(Raw records)
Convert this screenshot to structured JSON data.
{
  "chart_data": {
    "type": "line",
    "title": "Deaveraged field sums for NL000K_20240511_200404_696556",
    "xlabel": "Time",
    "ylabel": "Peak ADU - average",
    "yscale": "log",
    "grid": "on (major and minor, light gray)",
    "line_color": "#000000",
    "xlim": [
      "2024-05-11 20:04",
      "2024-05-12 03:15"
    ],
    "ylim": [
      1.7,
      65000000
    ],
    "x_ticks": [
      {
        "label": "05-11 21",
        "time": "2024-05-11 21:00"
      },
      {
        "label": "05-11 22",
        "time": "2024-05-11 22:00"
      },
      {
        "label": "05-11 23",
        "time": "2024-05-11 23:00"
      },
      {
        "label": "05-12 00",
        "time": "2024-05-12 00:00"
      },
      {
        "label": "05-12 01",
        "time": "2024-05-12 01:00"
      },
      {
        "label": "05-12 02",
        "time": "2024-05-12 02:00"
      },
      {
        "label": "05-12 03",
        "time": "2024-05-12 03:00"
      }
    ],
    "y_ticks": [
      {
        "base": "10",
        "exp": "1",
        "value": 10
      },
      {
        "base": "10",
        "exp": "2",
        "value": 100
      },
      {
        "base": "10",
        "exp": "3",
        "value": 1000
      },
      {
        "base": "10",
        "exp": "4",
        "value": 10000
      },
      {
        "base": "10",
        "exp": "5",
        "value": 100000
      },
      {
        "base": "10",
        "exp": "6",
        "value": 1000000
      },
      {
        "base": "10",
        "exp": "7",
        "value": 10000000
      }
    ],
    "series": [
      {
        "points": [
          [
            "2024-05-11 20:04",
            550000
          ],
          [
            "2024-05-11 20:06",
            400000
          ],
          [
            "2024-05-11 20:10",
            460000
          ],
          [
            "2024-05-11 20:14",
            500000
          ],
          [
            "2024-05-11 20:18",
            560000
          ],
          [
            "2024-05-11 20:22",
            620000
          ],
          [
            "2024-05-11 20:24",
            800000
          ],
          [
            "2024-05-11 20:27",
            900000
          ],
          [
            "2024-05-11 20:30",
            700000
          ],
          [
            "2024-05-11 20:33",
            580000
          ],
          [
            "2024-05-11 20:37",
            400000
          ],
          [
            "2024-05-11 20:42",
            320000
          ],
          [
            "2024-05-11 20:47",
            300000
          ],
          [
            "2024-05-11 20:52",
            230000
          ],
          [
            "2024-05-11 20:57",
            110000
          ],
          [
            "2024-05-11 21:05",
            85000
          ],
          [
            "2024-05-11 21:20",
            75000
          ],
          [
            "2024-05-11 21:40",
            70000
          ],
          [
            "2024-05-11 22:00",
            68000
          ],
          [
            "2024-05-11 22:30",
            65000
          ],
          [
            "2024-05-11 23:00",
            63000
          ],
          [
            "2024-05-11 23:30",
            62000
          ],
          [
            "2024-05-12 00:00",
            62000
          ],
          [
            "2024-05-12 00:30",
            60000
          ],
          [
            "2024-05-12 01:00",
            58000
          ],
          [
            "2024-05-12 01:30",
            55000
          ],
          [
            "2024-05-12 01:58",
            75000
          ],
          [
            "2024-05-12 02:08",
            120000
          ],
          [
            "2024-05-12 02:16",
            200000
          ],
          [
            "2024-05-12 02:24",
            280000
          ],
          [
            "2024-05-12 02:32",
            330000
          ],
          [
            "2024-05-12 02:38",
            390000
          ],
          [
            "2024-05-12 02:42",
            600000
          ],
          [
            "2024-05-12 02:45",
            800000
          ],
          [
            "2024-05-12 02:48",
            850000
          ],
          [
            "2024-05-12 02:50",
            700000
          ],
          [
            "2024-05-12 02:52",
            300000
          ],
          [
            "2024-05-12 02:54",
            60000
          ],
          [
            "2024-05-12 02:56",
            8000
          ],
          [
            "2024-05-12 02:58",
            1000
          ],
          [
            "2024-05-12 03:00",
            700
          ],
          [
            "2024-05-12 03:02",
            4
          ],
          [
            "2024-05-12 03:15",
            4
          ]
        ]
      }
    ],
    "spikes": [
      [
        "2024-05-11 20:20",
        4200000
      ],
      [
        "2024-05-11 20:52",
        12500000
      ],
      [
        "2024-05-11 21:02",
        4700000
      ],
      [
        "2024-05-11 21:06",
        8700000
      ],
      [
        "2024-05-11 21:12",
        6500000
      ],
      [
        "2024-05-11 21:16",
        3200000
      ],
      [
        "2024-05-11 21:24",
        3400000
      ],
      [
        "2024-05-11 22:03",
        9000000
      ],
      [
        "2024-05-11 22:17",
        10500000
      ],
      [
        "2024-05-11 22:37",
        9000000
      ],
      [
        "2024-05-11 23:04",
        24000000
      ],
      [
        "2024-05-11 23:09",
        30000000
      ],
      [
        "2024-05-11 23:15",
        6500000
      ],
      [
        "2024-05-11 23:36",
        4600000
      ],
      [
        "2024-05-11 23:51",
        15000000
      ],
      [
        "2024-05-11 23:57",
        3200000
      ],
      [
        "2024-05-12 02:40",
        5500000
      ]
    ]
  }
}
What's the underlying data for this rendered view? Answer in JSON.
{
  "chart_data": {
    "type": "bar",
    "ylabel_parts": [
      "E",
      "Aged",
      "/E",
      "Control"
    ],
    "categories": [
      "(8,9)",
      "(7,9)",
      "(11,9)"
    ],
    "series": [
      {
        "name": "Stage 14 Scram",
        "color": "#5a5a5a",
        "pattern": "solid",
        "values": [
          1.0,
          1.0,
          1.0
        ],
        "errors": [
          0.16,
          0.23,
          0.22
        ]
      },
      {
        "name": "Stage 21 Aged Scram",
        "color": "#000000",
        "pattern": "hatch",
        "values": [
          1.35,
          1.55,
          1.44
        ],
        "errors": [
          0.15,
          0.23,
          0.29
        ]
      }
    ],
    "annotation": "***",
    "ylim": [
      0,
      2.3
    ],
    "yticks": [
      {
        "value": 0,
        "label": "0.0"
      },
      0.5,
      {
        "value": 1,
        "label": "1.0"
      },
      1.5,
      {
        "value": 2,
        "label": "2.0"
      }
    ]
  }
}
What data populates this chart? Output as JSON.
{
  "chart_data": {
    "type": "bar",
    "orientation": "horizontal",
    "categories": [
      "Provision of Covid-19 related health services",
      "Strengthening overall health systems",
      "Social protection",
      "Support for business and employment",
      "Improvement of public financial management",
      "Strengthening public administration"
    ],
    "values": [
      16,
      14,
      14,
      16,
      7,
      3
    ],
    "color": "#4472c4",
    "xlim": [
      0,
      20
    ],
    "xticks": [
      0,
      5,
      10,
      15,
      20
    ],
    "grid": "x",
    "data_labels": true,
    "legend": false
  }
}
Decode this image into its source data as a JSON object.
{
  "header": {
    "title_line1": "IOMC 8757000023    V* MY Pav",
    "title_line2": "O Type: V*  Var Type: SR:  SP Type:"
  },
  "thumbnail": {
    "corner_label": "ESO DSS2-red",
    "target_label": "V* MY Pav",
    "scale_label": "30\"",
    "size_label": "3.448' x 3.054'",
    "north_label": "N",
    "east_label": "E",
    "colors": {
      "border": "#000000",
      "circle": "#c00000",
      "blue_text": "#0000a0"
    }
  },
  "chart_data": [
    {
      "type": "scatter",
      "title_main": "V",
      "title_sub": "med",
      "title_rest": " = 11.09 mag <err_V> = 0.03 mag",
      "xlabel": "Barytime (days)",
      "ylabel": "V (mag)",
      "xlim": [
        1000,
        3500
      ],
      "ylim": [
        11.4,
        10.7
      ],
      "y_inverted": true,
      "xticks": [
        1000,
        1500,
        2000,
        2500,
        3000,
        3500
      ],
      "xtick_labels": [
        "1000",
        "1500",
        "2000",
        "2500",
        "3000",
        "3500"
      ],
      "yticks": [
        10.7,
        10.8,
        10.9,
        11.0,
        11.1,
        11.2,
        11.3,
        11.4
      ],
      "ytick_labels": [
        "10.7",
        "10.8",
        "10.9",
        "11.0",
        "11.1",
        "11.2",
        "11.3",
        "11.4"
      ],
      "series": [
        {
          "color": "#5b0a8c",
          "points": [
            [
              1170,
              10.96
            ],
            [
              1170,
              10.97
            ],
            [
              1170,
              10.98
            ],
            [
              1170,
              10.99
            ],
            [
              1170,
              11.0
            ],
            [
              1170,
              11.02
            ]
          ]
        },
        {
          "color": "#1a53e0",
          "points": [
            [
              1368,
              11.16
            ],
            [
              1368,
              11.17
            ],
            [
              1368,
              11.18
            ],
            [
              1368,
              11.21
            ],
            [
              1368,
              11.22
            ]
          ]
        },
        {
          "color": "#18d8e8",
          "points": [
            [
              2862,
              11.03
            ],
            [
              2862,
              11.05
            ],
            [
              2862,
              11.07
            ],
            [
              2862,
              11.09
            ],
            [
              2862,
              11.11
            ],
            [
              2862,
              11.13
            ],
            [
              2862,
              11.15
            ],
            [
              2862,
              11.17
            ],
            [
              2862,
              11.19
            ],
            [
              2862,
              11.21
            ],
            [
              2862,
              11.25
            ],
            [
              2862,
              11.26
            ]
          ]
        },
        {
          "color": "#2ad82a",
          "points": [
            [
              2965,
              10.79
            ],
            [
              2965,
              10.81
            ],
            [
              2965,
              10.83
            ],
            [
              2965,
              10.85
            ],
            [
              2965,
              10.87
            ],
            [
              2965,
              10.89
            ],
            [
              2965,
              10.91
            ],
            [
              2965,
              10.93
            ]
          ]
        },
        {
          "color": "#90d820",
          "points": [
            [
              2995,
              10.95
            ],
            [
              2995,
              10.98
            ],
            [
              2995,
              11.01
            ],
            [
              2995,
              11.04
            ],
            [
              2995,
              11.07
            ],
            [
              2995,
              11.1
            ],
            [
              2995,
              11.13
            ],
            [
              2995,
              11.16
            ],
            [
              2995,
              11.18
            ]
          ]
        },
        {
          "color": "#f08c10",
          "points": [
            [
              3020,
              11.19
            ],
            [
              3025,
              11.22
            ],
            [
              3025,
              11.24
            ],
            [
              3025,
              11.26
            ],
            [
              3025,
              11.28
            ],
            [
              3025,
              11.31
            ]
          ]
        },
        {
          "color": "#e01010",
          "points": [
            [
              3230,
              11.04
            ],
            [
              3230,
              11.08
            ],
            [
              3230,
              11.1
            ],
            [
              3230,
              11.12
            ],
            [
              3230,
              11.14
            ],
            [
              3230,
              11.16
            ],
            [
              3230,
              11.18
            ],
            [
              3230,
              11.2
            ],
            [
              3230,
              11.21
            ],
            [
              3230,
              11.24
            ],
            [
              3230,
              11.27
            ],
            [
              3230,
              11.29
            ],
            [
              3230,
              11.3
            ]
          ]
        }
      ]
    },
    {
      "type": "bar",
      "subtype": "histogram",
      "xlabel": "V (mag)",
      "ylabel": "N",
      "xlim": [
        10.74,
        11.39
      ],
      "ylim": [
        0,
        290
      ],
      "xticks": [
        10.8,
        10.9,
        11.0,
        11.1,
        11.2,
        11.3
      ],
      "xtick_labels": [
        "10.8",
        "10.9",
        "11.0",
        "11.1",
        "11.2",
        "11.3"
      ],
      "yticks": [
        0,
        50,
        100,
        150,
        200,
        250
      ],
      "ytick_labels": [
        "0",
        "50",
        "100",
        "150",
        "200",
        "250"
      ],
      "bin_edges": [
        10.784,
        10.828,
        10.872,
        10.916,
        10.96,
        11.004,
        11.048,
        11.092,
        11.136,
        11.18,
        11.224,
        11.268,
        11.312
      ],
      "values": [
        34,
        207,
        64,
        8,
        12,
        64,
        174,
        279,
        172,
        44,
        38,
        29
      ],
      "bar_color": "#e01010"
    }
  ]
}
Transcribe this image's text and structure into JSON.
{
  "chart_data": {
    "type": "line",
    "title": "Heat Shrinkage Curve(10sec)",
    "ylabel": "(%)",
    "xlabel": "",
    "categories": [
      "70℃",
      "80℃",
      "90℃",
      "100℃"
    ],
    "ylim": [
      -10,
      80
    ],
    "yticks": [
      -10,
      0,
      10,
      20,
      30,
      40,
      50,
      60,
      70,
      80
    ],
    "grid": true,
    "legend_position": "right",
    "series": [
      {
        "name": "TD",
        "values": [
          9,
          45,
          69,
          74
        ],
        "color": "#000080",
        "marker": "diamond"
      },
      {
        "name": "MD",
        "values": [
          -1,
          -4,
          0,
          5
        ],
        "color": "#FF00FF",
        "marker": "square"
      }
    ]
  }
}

**Task brief**. The lines to reproduce run from the one that contains "Transcribe this image's" through the last line above; copy them exactly.

**Problem solution**.
Transcribe this image's text and structure into JSON.
{
  "chart_data": {
    "type": "line",
    "title": "Heat Shrinkage Curve(10sec)",
    "ylabel": "(%)",
    "xlabel": "",
    "categories": [
      "70℃",
      "80℃",
      "90℃",
      "100℃"
    ],
    "ylim": [
      -10,
      80
    ],
    "yticks": [
      -10,
      0,
      10,
      20,
      30,
      40,
      50,
      60,
      70,
      80
    ],
    "grid": true,
    "legend_position": "right",
    "series": [
      {
        "name": "TD",
        "values": [
          9,
          45,
          69,
          74
        ],
        "color": "#000080",
        "marker": "diamond"
      },
      {
        "name": "MD",
        "values": [
          -1,
          -4,
          0,
          5
        ],
        "color": "#FF00FF",
        "marker": "square"
      }
    ]
  }
}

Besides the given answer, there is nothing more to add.